== The data ==

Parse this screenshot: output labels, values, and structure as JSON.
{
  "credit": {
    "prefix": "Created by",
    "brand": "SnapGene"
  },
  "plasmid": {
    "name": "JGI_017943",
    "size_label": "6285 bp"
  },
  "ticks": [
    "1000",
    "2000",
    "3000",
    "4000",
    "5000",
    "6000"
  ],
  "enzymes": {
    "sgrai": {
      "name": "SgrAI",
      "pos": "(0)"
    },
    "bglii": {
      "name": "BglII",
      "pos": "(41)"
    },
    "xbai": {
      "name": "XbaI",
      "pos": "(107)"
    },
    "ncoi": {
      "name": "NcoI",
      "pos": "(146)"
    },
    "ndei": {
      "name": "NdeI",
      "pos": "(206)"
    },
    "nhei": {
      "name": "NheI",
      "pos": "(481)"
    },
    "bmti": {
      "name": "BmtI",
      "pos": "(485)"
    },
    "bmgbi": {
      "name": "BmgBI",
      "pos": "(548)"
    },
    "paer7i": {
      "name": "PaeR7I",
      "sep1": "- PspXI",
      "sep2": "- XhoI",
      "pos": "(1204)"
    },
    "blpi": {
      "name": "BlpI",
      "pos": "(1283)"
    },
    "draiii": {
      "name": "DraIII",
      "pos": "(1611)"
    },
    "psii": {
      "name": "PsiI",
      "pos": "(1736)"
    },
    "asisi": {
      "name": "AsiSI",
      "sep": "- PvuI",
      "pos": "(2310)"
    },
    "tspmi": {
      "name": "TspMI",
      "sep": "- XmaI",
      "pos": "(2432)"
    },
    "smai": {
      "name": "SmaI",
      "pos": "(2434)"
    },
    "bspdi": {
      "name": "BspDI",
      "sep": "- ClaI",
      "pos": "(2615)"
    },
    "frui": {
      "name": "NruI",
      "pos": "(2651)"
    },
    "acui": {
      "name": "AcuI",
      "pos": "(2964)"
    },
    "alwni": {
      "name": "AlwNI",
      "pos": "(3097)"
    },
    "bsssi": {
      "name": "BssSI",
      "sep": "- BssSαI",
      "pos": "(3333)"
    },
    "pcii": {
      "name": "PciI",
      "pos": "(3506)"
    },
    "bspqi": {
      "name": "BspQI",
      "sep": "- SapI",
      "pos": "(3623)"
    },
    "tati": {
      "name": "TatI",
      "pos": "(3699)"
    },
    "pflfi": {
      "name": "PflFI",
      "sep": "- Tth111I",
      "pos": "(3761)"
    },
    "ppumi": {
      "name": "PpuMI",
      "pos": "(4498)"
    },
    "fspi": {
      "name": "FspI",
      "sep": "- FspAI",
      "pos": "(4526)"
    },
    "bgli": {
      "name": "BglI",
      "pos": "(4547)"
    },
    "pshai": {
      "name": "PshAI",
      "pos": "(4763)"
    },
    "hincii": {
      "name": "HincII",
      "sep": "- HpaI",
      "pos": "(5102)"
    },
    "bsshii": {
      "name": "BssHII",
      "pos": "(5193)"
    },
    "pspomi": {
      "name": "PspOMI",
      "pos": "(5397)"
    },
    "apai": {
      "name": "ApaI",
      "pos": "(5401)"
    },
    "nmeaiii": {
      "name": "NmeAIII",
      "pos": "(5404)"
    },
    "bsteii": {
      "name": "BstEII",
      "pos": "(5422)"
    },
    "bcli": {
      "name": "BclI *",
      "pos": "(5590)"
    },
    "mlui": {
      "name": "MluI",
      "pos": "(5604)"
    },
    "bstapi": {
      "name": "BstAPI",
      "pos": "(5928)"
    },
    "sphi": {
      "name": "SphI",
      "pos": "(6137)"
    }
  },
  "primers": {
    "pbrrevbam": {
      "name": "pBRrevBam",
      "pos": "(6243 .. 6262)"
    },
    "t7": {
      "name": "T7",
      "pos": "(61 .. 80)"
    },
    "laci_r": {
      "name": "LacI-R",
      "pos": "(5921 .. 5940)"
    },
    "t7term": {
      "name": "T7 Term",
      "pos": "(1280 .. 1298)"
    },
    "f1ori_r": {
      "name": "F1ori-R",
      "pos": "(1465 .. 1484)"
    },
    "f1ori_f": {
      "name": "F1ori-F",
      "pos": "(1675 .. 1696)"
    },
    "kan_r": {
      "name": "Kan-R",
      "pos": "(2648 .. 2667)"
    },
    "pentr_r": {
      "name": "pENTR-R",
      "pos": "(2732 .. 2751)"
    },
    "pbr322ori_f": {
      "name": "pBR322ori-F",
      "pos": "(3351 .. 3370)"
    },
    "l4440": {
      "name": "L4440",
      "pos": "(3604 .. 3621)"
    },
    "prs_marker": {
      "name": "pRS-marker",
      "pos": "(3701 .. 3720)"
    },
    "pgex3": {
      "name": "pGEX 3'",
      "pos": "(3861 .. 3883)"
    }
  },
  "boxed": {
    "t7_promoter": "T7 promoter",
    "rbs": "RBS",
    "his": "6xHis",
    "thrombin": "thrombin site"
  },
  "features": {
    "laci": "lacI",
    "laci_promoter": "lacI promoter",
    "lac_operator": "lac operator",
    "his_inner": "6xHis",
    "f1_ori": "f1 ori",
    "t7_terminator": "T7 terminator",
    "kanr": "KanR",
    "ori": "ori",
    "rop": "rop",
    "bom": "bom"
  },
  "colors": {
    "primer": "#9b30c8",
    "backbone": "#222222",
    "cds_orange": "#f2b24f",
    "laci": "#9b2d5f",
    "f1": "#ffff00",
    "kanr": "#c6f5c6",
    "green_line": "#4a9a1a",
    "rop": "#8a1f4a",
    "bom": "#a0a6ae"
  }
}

===

• _Exercise requirements_: Would you reproduce all the entries exactly?

• _Finished task_:
Parse this screenshot: output labels, values, and structure as JSON.
{
  "credit": {
    "prefix": "Created by",
    "brand": "SnapGene"
  },
  "plasmid": {
    "name": "JGI_017943",
    "size_label": "6285 bp"
  },
  "ticks": [
    "1000",
    "2000",
    "3000",
    "4000",
    "5000",
    "6000"
  ],
  "enzymes": {
    "sgrai": {
      "name": "SgrAI",
      "pos": "(0)"
    },
    "bglii": {
      "name": "BglII",
      "pos": "(41)"
    },
    "xbai": {
      "name": "XbaI",
      "pos": "(107)"
    },
    "ncoi": {
      "name": "NcoI",
      "pos": "(146)"
    },
    "ndei": {
      "name": "NdeI",
      "pos": "(206)"
    },
    "nhei": {
      "name": "NheI",
      "pos": "(481)"
    },
    "bmti": {
      "name": "BmtI",
      "pos": "(485)"
    },
    "bmgbi": {
      "name": "BmgBI",
      "pos": "(548)"
    },
    "paer7i": {
      "name": "PaeR7I",
      "sep1": "- PspXI",
      "sep2": "- XhoI",
      "pos": "(1204)"
    },
    "blpi": {
      "name": "BlpI",
      "pos": "(1283)"
    },
    "draiii": {
      "name": "DraIII",
      "pos": "(1611)"
    },
    "psii": {
      "name": "PsiI",
      "pos": "(1736)"
    },
    "asisi": {
      "name": "AsiSI",
      "sep": "- PvuI",
      "pos": "(2310)"
    },
    "tspmi": {
      "name": "TspMI",
      "sep": "- XmaI",
      "pos": "(2432)"
    },
    "smai": {
      "name": "SmaI",
      "pos": "(2434)"
    },
    "bspdi": {
      "name": "BspDI",
      "sep": "- ClaI",
      "pos": "(2615)"
    },
    "frui": {
      "name": "NruI",
      "pos": "(2651)"
    },
    "acui": {
      "name": "AcuI",
      "pos": "(2964)"
    },
    "alwni": {
      "name": "AlwNI",
      "pos": "(3097)"
    },
    "bsssi": {
      "name": "BssSI",
      "sep": "- BssSαI",
      "pos": "(3333)"
    },
    "pcii": {
      "name": "PciI",
      "pos": "(3506)"
    },
    "bspqi": {
      "name": "BspQI",
      "sep": "- SapI",
      "pos": "(3623)"
    },
    "tati": {
      "name": "TatI",
      "pos": "(3699)"
    },
    "pflfi": {
      "name": "PflFI",
      "sep": "- Tth111I",
      "pos": "(3761)"
    },
    "ppumi": {
      "name": "PpuMI",
      "pos": "(4498)"
    },
    "fspi": {
      "name": "FspI",
      "sep": "- FspAI",
      "pos": "(4526)"
    },
    "bgli": {
      "name": "BglI",
      "pos": "(4547)"
    },
    "pshai": {
      "name": "PshAI",
      "pos": "(4763)"
    },
    "hincii": {
      "name": "HincII",
      "sep": "- HpaI",
      "pos": "(5102)"
    },
    "bsshii": {
      "name": "BssHII",
      "pos": "(5193)"
    },
    "pspomi": {
      "name": "PspOMI",
      "pos": "(5397)"
    },
    "apai": {
      "name": "ApaI",
      "pos": "(5401)"
    },
    "nmeaiii": {
      "name": "NmeAIII",
      "pos": "(5404)"
    },
    "bsteii": {
      "name": "BstEII",
      "pos": "(5422)"
    },
    "bcli": {
      "name": "BclI *",
      "pos": "(5590)"
    },
    "mlui": {
      "name": "MluI",
      "pos": "(5604)"
    },
    "bstapi": {
      "name": "BstAPI",
      "pos": "(5928)"
    },
    "sphi": {
      "name": "SphI",
      "pos": "(6137)"
    }
  },
  "primers": {
    "pbrrevbam": {
      "name": "pBRrevBam",
      "pos": "(6243 .. 6262)"
    },
    "t7": {
      "name": "T7",
      "pos": "(61 .. 80)"
    },
    "laci_r": {
      "name": "LacI-R",
      "pos": "(5921 .. 5940)"
    },
    "t7term": {
      "name": "T7 Term",
      "pos": "(1280 .. 1298)"
    },
    "f1ori_r": {
      "name": "F1ori-R",
      "pos": "(1465 .. 1484)"
    },
    "f1ori_f": {
      "name": "F1ori-F",
      "pos": "(1675 .. 1696)"
    },
    "kan_r": {
      "name": "Kan-R",
      "pos": "(2648 .. 2667)"
    },
    "pentr_r": {
      "name": "pENTR-R",
      "pos": "(2732 .. 2751)"
    },
    "pbr322ori_f": {
      "name": "pBR322ori-F",
      "pos": "(3351 .. 3370)"
    },
    "l4440": {
      "name": "L4440",
      "pos": "(3604 .. 3621)"
    },
    "prs_marker": {
      "name": "pRS-marker",
      "pos": "(3701 .. 3720)"
    },
    "pgex3": {
      "name": "pGEX 3'",
      "pos": "(3861 .. 3883)"
    }
  },
  "boxed": {
    "t7_promoter": "T7 promoter",
    "rbs": "RBS",
    "his": "6xHis",
    "thrombin": "thrombin site"
  },
  "features": {
    "laci": "lacI",
    "laci_promoter": "lacI promoter",
    "lac_operator": "lac operator",
    "his_inner": "6xHis",
    "f1_ori": "f1 ori",
    "t7_terminator": "T7 terminator",
    "kanr": "KanR",
    "ori": "ori",
    "rop": "rop",
    "bom": "bom"
  },
  "colors": {
    "primer": "#9b30c8",
    "backbone": "#222222",
    "cds_orange": "#f2b24f",
    "laci": "#9b2d5f",
    "f1": "#ffff00",
    "kanr": "#c6f5c6",
    "green_line": "#4a9a1a",
    "rop": "#8a1f4a",
    "bom": "#a0a6ae"
  }
}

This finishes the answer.